--- begin Material to process ---
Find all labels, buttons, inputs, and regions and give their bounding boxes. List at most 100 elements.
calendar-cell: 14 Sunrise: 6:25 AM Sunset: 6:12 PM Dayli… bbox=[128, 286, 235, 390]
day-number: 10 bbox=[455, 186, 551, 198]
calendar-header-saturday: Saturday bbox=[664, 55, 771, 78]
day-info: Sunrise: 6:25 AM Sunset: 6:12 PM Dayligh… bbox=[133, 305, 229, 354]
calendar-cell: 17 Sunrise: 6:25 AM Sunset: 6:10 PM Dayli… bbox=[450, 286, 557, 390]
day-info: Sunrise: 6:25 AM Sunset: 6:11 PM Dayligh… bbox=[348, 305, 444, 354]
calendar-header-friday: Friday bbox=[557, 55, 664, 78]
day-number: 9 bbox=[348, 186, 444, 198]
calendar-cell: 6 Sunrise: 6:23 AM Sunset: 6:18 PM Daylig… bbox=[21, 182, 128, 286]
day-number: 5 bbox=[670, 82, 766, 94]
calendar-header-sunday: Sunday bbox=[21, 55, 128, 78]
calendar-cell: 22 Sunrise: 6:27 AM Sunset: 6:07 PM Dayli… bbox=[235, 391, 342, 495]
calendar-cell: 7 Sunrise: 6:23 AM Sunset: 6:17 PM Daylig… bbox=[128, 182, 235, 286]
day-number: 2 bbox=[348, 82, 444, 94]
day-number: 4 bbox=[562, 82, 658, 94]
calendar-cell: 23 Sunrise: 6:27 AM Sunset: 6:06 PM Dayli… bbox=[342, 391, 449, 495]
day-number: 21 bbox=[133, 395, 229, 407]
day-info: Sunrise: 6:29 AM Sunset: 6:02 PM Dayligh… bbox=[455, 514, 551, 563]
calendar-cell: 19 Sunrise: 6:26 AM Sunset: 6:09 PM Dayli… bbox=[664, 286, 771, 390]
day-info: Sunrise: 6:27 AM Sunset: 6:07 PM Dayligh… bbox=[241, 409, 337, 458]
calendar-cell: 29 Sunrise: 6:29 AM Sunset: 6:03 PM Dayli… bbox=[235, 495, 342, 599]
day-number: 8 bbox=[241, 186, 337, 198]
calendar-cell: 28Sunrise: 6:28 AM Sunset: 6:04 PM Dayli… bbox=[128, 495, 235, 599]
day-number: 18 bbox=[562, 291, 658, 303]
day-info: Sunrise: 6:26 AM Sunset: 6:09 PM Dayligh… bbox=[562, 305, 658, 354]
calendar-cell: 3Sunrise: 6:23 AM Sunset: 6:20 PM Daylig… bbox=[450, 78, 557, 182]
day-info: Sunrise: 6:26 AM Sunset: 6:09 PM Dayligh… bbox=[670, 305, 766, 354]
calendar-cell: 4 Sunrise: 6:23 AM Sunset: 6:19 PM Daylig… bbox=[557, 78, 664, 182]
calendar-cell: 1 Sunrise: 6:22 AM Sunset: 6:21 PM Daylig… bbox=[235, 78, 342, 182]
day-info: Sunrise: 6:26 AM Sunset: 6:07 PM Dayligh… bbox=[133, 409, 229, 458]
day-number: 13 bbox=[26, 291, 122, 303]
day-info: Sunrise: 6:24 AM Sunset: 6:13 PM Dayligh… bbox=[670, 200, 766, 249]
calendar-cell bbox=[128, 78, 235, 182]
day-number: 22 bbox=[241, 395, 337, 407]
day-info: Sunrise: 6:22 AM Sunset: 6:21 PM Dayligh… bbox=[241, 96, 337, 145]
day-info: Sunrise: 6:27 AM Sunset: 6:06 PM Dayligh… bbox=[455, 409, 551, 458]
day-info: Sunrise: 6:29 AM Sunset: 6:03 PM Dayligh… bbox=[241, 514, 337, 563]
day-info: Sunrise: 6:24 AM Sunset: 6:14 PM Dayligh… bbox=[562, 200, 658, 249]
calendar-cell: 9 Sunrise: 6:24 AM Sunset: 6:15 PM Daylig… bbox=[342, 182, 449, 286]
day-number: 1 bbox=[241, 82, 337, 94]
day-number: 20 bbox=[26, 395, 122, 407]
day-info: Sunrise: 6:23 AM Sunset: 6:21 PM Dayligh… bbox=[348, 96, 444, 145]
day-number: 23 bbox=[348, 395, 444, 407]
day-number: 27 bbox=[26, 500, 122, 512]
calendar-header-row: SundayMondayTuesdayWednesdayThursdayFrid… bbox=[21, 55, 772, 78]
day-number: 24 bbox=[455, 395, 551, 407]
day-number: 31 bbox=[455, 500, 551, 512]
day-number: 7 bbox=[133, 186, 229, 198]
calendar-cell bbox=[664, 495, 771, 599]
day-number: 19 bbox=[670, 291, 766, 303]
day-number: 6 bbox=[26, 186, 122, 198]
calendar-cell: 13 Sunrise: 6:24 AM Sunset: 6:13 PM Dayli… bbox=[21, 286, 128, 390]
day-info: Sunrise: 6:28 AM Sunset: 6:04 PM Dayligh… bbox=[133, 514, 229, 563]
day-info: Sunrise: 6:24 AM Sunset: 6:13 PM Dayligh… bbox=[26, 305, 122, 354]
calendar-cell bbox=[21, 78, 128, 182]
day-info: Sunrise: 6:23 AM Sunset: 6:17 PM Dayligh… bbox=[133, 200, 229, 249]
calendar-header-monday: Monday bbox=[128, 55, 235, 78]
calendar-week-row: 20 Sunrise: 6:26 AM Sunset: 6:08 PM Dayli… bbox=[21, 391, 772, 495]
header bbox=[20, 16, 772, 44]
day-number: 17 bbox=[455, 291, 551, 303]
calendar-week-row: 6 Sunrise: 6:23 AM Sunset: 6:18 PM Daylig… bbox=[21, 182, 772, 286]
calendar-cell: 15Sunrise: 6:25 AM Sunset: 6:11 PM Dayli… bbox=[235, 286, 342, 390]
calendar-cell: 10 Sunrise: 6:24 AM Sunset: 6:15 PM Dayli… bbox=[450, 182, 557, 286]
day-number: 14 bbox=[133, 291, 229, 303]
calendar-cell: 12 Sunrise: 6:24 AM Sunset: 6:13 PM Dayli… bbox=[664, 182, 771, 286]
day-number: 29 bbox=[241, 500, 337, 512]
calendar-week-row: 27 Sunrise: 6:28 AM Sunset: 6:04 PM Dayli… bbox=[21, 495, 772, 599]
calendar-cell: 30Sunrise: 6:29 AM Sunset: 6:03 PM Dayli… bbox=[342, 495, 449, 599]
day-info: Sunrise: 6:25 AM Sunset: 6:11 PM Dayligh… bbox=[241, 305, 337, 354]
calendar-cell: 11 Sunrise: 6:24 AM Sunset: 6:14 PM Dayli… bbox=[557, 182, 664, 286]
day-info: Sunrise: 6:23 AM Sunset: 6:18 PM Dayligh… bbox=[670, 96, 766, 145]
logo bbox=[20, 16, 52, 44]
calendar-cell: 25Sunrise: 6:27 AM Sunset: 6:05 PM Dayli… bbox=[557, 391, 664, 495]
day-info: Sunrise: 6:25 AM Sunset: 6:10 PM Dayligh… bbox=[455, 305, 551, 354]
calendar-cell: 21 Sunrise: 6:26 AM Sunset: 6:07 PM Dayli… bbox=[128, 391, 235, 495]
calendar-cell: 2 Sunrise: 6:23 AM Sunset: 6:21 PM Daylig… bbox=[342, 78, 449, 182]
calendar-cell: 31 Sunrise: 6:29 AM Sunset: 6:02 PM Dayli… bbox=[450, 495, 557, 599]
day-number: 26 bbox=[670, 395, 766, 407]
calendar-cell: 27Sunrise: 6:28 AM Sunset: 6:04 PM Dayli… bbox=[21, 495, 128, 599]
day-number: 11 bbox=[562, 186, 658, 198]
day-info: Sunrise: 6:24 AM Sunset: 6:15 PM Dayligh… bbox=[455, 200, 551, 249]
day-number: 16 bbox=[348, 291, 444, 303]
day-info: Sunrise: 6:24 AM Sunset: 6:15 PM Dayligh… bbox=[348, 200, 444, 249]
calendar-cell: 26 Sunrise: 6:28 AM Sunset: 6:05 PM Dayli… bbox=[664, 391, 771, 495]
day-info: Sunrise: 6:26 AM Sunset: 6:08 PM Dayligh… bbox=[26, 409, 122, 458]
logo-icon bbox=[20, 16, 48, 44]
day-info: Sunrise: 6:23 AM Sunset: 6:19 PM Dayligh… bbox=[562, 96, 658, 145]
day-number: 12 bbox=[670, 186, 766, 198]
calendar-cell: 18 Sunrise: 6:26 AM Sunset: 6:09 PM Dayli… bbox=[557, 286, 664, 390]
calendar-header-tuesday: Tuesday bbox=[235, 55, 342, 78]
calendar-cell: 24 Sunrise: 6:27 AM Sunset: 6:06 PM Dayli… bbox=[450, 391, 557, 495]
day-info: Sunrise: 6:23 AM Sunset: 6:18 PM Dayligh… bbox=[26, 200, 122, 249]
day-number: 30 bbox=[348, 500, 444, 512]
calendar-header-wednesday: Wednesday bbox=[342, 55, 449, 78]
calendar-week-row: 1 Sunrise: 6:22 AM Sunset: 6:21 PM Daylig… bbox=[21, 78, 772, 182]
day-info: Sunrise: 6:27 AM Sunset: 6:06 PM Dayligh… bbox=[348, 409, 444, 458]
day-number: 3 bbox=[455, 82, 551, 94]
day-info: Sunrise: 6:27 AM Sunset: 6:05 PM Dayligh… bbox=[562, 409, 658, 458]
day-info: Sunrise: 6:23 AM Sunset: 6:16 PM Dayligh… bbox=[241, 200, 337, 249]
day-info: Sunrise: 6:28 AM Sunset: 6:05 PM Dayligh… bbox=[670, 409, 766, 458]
--- end Material to process ---
Rewrite the records above as a Markdown table with the columns Row and Line, one numbered row per line and no blank lines. Cover only the lines from the start of the records up to and including the line with "calendar-cell: 17 Sunrise: 6:25".

| Row | Line |
|---|---|
| 1 | Find all labels, buttons, inputs, and regions and give their bounding boxes. List at most 100 elements. |
| 2 | calendar-cell: 14 Sunrise: 6:25 AM Sunset: 6:12 PM Dayli… bbox=[128, 286, 235, 390] |
| 3 | day-number: 10 bbox=[455, 186, 551, 198] |
| 4 | calendar-header-saturday: Saturday bbox=[664, 55, 771, 78] |
| 5 | day-info: Sunrise: 6:25 AM Sunset: 6:12 PM Dayligh… bbox=[133, 305, 229, 354] |
| 6 | calendar-cell: 17 Sunrise: 6:25 AM Sunset: 6:10 PM Dayli… bbox=[450, 286, 557, 390] |